**TUGAS**
Sunting bacaan tentang sarana retorika dari "11. Asindeton. Asindeton" sampai "pembaca atau pendengar.", dan ganti "kata sambung" dengan "kata penghubung".

**BACAAN**
◇ ◇ ◇ ◇ ◇ ◇ ◇

Saturday, September 29, 2012

Gaya Bahasa dan Sarana Retrorika dalam Karya Sastra (Stilistika: Teori, Metode, dan Aplikasi Pengkajian Estetika Bahasa Bab 12)

BAB XII
Gaya Bahasa dan Sarana Retrorika dalam Karya Sastra


A. Sarana Retorika Berdasarkan Struktur Kalimat
  1. Klimaks. Klimaks adalah gaya bahasa yang mengandung urutan-urutan pikiran yang setiap kali semakin meningkat kepentingannya dari gagasan-gagasan sebelumnya. 
  2. Antiklimaks. Antiklimaks adalah gaya bahasa yang merupakan acuan yang gagasannya diurutkan dari yang terpenting berturut-turut ke gagasan yang kurang penting. 
  3. Paralelisme. Paralelisme adalah gaya bahasa yang berusaha mencapai kesejajaran dalam pemakaian kata-kata atau frasa-frasa yang menduduki fungsi yang sama dalam bentuk gramatikal yang sama.
  4. Antitesis. Antitesis adalah gaya bahasa yang mengandung gagasan yang bertentangan, dengan mempergunakan kata-kata atau kelompok kata yang berlawanan.
  5. Repetisi. Repetisi adalah perulangan bumi suku kata, kata atau bagian kalimat yang dianggap penting untuk memberi tekanan dalam konteks yang sesuai.
  6. Aliterasi. Aliterasi adalah semacam gaya bahasa yang berwujud perulangan konsonan yang sama.
  7. Asonansi. Asonansi adalah semacam gaya bahasa yang berwujud perulangan bunyi vokal yang sama.
  8. Anastrof. Anastrof adalah semacam gaya retoris yang diperoleh dengan pembalikan susunan kata yang biasa dalam kalimat.
  9. Apofasis. Merupakan sebuah gaya di mana sebuah penulis atau pengarang menegaskan sesuatu, tetapi tampaknya menyangkal.
  10. Apostrof. Apostrof adalah semacam gaya yang berbentuk pengalihan amanat dari para hadirin kepada sesuatu yang tidak hadir.
  11. Asindeton. Asindeton adalah suatu gaya yang berupa acuan, yang bersifat padat dan mampat di mana beberapa kata, frasa, atau klausa yang sederajat tidak dihubungkan dengan kata sambung.
  12. Polisideton. Polisideton adalah suatu gaya yang merupakan kebalikan dari asindeton.
  13. Kiasmus. Kiasmus adalah semacam acuan atau gaya bahasa yang terdiri dari dua bagian, baik frasa atau klausa, yang sifatnya berimbang dan dipertentangkan satu sama lain, tetapi susunan frasa atau klausanya itu terbalik bila dibandingkan dengan frasa atau klausa lainnya.
  14. Elipsis. Elipsis adalah suatu gaya yang berwujud menghilangkan suatu unsur kalimat yang dengan mudah dapat diisi atau ditafsirkan oleh pembaca atau pendengar.

◇ ◇ ◇ ◇ ◇ ◇ ◇

**BARIS DATA**
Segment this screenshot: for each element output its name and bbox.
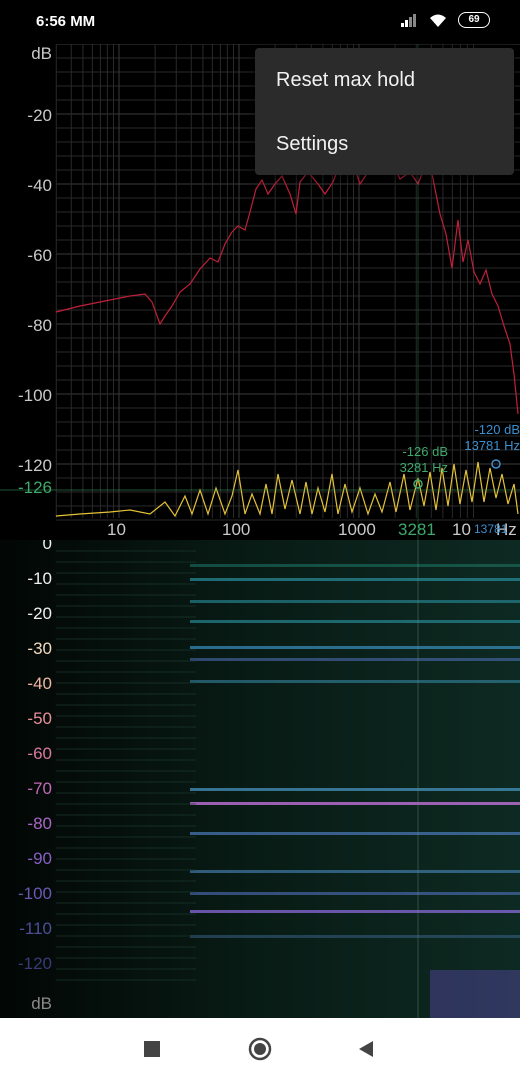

◇ ◇ ◇ ◇ ◇ ◇ ◇

**JAWABAN TERTULIS**
11. Asindeton. Asindeton adalah suatu gaya yang berupa acuan, yang bersifat padat dan mampat di mana beberapa kata, frasa, atau klausa yang sederajat tidak dihubungkan dengan kata penghubung.
  12. Polisideton. Polisideton adalah suatu gaya yang merupakan kebalikan dari asindeton.
  13. Kiasmus. Kiasmus adalah semacam acuan atau gaya bahasa yang terdiri dari dua bagian, baik frasa atau klausa, yang sifatnya berimbang dan dipertentangkan satu sama lain, tetapi susunan frasa atau klausanya itu terbalik bila dibandingkan dengan frasa atau klausa lainnya.
  14. Elipsis. Elipsis adalah suatu gaya yang berwujud menghilangkan suatu unsur kalimat yang dengan mudah dapat diisi atau ditafsirkan oleh pembaca atau pendengar.